━━━ EXCERPTED RECORDS ━━━

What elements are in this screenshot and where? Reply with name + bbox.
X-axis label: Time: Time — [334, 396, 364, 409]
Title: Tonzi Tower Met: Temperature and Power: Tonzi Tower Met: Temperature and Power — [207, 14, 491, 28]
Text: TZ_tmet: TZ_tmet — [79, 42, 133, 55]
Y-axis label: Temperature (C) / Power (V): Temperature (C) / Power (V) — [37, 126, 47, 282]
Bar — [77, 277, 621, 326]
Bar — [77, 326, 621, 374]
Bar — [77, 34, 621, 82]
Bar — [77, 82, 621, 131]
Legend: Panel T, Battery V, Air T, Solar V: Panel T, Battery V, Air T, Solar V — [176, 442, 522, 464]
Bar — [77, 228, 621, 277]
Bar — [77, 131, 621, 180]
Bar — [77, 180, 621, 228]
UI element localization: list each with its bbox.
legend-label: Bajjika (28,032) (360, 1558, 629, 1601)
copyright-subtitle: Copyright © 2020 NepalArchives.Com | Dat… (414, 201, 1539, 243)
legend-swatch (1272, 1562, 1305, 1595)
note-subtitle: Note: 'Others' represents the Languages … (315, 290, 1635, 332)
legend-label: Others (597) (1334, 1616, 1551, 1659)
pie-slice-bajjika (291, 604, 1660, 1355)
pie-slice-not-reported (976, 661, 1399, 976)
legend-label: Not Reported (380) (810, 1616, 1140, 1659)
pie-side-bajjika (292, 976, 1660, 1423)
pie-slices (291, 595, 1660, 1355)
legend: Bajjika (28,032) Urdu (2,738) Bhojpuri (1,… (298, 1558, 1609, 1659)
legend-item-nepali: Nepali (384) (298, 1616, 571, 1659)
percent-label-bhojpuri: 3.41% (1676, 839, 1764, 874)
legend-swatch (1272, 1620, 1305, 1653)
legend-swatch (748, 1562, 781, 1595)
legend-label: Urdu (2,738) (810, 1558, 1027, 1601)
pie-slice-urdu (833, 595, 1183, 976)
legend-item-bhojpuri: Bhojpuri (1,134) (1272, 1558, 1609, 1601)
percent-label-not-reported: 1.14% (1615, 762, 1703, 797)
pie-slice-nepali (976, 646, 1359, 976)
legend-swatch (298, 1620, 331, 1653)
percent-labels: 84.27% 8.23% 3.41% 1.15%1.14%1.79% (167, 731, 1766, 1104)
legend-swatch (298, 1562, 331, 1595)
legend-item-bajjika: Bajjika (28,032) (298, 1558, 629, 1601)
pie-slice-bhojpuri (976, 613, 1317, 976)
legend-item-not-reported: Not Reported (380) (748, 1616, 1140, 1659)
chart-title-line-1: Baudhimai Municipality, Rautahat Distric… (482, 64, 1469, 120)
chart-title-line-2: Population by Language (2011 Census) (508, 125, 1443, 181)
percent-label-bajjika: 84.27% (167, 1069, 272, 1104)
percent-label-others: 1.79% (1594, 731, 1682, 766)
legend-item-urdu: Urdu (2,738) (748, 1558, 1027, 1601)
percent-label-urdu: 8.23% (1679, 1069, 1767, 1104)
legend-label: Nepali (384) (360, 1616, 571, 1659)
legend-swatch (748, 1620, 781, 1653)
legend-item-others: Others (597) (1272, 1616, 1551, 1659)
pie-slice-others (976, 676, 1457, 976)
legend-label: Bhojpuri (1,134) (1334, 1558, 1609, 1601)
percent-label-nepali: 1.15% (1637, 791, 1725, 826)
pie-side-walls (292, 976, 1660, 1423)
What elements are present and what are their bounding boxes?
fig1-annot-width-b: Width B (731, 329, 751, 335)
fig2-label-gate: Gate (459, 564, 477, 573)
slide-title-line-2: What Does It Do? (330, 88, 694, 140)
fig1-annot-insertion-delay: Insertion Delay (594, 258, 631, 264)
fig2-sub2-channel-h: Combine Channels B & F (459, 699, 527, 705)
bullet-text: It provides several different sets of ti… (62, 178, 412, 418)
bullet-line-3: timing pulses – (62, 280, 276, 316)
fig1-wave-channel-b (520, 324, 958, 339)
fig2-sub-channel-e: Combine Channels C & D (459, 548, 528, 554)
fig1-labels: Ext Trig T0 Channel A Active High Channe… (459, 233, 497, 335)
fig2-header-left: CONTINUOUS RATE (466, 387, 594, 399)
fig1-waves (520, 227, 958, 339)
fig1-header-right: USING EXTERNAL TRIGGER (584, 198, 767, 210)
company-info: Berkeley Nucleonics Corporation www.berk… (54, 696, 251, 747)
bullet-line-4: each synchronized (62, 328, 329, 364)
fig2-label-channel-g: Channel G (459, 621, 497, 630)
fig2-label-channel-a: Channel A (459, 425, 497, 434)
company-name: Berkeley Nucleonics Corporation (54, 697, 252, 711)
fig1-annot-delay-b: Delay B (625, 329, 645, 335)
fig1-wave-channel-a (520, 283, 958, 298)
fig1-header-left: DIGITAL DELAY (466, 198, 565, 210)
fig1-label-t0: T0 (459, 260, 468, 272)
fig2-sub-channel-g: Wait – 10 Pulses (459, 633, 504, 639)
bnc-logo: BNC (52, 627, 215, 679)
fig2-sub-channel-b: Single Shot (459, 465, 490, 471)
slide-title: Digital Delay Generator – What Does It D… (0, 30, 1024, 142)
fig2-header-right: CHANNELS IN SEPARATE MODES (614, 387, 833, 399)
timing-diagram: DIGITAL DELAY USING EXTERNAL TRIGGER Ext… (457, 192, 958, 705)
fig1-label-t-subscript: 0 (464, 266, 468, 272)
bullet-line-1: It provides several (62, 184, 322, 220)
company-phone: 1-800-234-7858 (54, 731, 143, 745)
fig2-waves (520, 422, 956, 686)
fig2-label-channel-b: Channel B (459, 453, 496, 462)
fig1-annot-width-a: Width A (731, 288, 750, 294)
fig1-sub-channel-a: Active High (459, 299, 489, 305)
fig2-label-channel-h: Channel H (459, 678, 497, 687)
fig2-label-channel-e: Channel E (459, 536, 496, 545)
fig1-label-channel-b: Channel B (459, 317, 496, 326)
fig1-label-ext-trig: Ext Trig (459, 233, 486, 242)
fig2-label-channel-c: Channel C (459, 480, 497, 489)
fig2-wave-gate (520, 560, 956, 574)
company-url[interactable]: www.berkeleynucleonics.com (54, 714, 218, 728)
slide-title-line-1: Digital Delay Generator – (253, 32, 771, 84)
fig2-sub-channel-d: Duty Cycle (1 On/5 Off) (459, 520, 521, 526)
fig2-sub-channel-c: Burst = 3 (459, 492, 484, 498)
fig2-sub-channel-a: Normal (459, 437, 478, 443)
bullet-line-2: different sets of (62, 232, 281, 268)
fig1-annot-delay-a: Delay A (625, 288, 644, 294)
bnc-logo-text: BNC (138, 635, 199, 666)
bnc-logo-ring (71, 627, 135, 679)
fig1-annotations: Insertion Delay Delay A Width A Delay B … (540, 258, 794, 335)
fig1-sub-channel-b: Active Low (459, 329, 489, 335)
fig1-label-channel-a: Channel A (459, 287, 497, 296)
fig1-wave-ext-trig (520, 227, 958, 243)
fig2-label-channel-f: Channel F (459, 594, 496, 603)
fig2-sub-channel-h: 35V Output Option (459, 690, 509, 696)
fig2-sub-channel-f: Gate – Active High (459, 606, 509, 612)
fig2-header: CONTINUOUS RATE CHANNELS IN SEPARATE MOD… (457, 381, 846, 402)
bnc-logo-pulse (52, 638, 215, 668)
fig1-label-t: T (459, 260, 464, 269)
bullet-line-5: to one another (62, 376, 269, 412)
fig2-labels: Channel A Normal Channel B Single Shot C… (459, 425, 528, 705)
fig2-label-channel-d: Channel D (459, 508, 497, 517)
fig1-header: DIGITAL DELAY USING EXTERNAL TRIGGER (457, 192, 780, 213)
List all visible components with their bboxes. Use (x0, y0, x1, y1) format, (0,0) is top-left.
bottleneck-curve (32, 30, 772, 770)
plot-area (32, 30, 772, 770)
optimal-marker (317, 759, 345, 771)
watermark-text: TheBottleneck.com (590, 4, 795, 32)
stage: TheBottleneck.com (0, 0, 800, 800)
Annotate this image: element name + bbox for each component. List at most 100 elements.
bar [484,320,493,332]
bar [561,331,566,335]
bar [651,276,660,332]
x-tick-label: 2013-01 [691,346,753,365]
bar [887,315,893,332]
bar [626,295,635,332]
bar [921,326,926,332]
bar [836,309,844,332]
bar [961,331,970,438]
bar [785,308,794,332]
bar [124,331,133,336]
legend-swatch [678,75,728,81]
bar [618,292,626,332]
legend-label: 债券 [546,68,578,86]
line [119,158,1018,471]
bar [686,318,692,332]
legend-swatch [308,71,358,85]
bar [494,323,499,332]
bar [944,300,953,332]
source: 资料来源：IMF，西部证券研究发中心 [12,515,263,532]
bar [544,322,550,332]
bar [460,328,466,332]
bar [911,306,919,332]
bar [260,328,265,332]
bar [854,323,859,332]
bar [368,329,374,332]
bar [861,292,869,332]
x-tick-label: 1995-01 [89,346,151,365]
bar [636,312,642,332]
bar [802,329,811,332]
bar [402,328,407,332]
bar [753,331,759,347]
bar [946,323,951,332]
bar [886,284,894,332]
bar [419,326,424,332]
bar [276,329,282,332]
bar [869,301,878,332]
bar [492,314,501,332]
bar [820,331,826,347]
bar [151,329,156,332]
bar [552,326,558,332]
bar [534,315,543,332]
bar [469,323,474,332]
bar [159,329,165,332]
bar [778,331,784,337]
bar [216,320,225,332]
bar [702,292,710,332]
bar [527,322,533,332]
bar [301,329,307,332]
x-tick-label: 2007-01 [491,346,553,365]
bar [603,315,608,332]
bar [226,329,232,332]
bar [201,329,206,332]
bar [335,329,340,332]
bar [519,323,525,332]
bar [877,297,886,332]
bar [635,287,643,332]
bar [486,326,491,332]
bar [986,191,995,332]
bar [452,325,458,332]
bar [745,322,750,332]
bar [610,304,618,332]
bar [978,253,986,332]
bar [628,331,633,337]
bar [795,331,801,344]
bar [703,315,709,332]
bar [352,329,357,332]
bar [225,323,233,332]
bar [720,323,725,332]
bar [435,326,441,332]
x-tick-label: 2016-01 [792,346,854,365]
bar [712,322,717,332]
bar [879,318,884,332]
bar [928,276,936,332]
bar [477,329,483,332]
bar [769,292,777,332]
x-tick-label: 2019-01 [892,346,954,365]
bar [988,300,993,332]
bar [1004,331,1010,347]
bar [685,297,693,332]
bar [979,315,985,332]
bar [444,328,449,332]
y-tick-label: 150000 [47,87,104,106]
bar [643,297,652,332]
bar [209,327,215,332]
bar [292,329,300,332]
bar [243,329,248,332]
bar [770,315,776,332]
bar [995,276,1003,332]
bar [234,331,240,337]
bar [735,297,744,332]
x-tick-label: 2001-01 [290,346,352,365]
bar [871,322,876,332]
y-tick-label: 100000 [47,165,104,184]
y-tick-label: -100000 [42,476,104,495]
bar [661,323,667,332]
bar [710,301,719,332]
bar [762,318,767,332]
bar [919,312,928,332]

━━━

» GIVEN TASK
Please copy the data from its first line through the line holding "pie-slice-urdu (833, 595, 1183, 976)", inclusive, swapping "Tonzi Tower Met" for "Tonzi Station Met" and leaving everything else unchanged.

» WRITTEN SOLUTION
What elements are in this screenshot and where? Reply with name + bbox.
X-axis label: Time: Time — [334, 396, 364, 409]
Title: Tonzi Station Met: Temperature and Power: Tonzi Station Met: Temperature and Power — [207, 14, 491, 28]
Text: TZ_tmet: TZ_tmet — [79, 42, 133, 55]
Y-axis label: Temperature (C) / Power (V): Temperature (C) / Power (V) — [37, 126, 47, 282]
Bar — [77, 277, 621, 326]
Bar — [77, 326, 621, 374]
Bar — [77, 34, 621, 82]
Bar — [77, 82, 621, 131]
Legend: Panel T, Battery V, Air T, Solar V: Panel T, Battery V, Air T, Solar V — [176, 442, 522, 464]
Bar — [77, 228, 621, 277]
Bar — [77, 131, 621, 180]
Bar — [77, 180, 621, 228]
UI element localization: list each with its bbox.
legend-label: Bajjika (28,032) (360, 1558, 629, 1601)
copyright-subtitle: Copyright © 2020 NepalArchives.Com | Dat… (414, 201, 1539, 243)
legend-swatch (1272, 1562, 1305, 1595)
note-subtitle: Note: 'Others' represents the Languages … (315, 290, 1635, 332)
legend-label: Others (597) (1334, 1616, 1551, 1659)
pie-slice-bajjika (291, 604, 1660, 1355)
pie-slice-not-reported (976, 661, 1399, 976)
legend-label: Not Reported (380) (810, 1616, 1140, 1659)
pie-side-bajjika (292, 976, 1660, 1423)
pie-slices (291, 595, 1660, 1355)
legend: Bajjika (28,032) Urdu (2,738) Bhojpuri (1,… (298, 1558, 1609, 1659)
legend-item-nepali: Nepali (384) (298, 1616, 571, 1659)
percent-label-bhojpuri: 3.41% (1676, 839, 1764, 874)
legend-swatch (1272, 1620, 1305, 1653)
legend-swatch (748, 1562, 781, 1595)
legend-label: Urdu (2,738) (810, 1558, 1027, 1601)
pie-slice-urdu (833, 595, 1183, 976)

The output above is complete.